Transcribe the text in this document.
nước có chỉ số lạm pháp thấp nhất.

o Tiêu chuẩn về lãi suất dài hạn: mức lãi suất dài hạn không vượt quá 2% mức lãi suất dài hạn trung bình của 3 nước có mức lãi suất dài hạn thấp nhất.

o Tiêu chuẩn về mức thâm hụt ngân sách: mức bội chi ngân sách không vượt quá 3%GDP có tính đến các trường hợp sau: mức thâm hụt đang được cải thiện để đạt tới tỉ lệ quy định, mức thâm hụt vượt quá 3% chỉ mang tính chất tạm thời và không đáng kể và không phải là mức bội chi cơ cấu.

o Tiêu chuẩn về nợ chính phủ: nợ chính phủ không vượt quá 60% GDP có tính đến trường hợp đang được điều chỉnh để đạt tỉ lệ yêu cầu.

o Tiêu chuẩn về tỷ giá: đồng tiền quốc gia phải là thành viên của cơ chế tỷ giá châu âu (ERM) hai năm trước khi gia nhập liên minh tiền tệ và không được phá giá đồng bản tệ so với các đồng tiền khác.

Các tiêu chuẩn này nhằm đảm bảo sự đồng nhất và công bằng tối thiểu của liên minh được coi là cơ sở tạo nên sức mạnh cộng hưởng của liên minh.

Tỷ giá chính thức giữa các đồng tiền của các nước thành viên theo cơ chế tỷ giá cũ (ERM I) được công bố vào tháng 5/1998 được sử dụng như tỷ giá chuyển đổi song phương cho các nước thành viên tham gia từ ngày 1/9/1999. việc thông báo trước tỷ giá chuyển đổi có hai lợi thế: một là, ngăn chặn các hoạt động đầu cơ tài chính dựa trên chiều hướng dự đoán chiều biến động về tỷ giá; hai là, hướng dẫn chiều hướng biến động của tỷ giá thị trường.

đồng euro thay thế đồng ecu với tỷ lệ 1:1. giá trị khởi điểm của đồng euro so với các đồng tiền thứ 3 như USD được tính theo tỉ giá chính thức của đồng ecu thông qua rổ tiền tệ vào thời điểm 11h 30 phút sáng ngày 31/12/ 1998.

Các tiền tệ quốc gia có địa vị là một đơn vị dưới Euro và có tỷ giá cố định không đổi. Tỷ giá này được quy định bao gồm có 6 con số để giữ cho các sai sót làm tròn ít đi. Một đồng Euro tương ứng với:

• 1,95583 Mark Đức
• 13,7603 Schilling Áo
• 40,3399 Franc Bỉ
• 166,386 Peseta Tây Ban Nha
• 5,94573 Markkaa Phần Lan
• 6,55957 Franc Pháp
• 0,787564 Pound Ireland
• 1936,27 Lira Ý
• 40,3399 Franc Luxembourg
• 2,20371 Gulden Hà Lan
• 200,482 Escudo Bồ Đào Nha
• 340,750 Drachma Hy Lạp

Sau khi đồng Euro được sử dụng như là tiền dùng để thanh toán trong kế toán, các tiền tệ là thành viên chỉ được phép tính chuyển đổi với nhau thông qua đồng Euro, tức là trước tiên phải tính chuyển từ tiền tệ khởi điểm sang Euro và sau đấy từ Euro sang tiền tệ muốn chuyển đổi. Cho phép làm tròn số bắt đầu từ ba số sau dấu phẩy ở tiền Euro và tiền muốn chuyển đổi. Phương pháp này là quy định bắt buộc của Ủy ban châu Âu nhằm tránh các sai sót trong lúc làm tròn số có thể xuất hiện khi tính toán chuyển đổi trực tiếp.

:::::

▸ **Task details**
Pick out and copy the lines of the material that include the word "phải".

▸ **Expected answer**
o Tiêu chuẩn về mức thâm hụt ngân sách: mức bội chi ngân sách không vượt quá 3%GDP có tính đến các trường hợp sau: mức thâm hụt đang được cải thiện để đạt tới tỉ lệ quy định, mức thâm hụt vượt quá 3% chỉ mang tính chất tạm thời và không đáng kể và không phải là mức bội chi cơ cấu.
o Tiêu chuẩn về tỷ giá: đồng tiền quốc gia phải là thành viên của cơ chế tỷ giá châu âu (ERM) hai năm trước khi gia nhập liên minh tiền tệ và không được phá giá đồng bản tệ so với các đồng tiền khác.
Sau khi đồng Euro được sử dụng như là tiền dùng để thanh toán trong kế toán, các tiền tệ là thành viên chỉ được phép tính chuyển đổi với nhau thông qua đồng Euro, tức là trước tiên phải tính chuyển từ tiền tệ khởi điểm sang Euro và sau đấy từ Euro sang tiền tệ muốn chuyển đổi. Cho phép làm tròn số bắt đầu từ ba số sau dấu phẩy ở tiền Euro và tiền muốn chuyển đổi. Phương pháp này là quy định bắt buộc của Ủy ban châu Âu nhằm tránh các sai sót trong lúc làm tròn số có thể xuất hiện khi tính toán chuyển đổi trực tiếp.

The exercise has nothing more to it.